• **Records contained in a dataset**:
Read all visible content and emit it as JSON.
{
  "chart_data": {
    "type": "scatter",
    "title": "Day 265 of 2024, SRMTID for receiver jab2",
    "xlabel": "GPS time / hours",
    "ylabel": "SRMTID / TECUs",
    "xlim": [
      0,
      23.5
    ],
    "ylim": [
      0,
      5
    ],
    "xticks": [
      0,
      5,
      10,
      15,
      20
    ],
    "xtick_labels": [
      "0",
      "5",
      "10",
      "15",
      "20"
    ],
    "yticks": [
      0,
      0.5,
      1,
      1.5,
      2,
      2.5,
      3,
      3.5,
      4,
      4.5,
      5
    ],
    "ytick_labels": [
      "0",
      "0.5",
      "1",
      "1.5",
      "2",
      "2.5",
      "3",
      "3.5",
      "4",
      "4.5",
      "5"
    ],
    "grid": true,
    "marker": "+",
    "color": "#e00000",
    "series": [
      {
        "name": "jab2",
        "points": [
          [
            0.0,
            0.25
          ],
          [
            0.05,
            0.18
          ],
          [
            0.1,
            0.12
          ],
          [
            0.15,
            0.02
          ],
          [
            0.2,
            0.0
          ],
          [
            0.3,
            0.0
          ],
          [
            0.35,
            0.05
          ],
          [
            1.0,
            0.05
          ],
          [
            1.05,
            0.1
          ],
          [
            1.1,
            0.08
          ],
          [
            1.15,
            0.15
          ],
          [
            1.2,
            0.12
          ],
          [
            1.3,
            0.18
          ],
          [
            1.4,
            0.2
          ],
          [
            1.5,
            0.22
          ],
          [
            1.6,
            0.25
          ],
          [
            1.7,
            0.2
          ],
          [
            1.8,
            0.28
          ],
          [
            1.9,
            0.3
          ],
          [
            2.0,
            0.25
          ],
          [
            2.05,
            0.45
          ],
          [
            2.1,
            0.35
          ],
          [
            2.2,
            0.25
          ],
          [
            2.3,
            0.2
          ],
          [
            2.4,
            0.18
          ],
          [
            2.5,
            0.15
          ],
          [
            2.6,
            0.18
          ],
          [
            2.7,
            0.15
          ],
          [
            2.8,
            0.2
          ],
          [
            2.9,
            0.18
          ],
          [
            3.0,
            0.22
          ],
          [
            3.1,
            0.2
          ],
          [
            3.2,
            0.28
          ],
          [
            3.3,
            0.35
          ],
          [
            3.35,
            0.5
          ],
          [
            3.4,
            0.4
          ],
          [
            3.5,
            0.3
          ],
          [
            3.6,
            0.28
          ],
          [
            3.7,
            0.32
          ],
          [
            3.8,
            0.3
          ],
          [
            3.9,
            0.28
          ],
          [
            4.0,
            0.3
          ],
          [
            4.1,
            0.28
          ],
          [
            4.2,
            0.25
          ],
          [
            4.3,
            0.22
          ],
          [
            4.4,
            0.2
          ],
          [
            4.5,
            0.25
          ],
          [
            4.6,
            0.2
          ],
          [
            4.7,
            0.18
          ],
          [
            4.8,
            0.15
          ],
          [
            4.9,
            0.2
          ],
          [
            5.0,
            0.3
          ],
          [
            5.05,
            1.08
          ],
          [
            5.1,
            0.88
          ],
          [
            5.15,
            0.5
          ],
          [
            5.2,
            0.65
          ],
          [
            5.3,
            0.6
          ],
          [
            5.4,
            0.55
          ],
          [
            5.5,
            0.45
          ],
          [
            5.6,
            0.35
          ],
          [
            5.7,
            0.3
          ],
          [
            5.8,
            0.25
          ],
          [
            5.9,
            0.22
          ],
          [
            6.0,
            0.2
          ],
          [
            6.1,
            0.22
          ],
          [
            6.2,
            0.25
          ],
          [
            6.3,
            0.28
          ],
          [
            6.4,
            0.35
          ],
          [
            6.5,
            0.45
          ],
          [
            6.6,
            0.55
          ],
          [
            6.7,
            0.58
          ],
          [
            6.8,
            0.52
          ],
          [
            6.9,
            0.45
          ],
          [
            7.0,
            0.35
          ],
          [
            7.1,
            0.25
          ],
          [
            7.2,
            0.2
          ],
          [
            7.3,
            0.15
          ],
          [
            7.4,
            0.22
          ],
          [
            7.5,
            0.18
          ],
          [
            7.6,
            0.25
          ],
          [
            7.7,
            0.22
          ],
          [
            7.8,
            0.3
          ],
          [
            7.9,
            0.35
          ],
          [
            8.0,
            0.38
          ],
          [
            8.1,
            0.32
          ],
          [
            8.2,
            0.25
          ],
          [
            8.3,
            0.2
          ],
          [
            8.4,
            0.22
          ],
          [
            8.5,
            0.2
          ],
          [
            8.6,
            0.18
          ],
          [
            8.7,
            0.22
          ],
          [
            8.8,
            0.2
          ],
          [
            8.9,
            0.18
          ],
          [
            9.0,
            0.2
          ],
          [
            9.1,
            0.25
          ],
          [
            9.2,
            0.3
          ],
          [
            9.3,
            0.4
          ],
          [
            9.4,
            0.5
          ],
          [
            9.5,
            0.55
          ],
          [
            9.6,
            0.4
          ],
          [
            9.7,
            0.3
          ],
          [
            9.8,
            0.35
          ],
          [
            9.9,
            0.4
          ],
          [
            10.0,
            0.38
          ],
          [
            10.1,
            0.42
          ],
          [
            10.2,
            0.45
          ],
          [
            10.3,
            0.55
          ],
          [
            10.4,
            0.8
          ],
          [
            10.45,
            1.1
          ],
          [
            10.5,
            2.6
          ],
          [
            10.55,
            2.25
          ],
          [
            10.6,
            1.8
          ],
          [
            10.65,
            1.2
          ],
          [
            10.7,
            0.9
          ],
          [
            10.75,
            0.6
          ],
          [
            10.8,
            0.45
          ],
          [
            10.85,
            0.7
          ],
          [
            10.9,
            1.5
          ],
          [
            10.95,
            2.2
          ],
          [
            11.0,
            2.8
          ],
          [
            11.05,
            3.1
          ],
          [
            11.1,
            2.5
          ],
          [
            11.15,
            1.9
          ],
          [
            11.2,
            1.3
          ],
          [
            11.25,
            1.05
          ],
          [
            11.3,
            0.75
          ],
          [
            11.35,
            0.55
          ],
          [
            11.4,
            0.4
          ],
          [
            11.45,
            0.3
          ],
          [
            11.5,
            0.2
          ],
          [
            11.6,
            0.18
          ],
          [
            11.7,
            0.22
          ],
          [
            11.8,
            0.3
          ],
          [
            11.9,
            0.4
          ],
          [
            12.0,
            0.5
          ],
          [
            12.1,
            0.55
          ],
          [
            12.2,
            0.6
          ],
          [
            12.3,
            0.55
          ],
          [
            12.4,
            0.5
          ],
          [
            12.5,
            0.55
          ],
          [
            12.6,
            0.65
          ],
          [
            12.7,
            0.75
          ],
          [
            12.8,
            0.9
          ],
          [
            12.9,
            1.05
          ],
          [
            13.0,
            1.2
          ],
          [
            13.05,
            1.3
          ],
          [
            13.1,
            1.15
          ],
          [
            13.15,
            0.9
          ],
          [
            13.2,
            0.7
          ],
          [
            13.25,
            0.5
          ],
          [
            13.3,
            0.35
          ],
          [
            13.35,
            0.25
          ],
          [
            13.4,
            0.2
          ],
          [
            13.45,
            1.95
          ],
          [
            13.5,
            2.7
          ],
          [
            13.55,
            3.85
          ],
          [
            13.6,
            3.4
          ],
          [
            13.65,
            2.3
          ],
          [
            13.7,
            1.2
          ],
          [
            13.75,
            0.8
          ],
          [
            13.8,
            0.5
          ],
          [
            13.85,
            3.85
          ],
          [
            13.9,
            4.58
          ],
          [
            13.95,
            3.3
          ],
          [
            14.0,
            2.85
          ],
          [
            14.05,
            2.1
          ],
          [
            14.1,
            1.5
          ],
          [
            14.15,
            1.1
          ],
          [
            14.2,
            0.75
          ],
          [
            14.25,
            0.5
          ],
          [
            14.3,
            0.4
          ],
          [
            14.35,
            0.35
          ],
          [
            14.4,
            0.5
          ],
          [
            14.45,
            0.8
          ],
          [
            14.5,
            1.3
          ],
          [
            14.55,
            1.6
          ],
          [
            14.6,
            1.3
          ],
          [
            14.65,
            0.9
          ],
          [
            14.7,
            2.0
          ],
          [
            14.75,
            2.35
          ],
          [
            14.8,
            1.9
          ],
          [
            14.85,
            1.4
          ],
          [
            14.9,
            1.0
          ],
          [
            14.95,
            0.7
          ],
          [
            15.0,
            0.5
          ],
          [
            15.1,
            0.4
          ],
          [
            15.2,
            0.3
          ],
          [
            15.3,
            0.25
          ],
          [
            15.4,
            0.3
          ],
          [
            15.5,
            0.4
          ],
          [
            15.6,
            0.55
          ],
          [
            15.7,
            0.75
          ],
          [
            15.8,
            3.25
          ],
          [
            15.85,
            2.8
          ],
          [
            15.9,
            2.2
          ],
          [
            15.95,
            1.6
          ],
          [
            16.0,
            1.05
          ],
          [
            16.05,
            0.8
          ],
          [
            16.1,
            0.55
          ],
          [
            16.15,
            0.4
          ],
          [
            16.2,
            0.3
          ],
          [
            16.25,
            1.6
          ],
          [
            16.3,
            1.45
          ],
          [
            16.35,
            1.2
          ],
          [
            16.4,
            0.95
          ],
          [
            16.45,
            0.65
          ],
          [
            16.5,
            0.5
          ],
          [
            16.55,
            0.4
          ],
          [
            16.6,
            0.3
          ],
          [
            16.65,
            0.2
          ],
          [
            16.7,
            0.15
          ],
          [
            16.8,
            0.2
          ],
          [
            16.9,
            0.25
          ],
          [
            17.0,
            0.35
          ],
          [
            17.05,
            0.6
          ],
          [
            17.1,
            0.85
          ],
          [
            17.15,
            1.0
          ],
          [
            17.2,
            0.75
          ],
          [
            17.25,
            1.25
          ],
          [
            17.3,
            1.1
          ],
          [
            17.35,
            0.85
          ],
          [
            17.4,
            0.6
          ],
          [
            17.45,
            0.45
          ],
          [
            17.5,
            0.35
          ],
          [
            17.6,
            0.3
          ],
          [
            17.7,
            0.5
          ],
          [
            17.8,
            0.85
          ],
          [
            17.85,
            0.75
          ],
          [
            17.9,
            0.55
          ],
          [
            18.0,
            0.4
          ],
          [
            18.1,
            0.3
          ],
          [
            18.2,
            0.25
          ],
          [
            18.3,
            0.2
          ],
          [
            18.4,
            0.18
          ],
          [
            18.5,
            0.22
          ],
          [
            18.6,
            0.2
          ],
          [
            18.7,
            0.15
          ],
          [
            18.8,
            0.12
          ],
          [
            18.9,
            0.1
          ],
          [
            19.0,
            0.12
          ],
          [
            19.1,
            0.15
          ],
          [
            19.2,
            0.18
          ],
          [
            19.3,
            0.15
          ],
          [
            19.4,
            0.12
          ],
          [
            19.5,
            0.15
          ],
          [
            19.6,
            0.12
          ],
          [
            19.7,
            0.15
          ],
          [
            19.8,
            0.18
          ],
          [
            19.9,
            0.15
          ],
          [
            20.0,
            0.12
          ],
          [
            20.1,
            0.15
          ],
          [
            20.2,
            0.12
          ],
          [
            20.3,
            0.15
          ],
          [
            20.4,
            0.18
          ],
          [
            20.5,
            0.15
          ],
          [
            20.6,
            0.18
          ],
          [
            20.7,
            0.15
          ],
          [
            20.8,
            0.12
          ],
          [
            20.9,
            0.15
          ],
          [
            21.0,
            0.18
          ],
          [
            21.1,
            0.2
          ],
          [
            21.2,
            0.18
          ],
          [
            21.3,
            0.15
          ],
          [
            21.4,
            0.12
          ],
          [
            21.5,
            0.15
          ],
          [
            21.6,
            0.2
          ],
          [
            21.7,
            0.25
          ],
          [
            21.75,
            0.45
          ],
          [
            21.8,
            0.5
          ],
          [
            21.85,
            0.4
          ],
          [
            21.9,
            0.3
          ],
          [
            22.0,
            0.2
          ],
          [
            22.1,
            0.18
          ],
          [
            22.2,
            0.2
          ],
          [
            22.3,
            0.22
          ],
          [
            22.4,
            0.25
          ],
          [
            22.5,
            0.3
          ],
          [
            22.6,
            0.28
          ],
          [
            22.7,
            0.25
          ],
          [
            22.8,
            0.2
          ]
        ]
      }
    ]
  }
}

• **EXERCISE**: Look for "SRMTID" and pull out every line that has it.

• **EXERCISE ANSWER**:
    "title": "Day 265 of 2024, SRMTID for receiver jab2",
    "ylabel": "SRMTID / TECUs",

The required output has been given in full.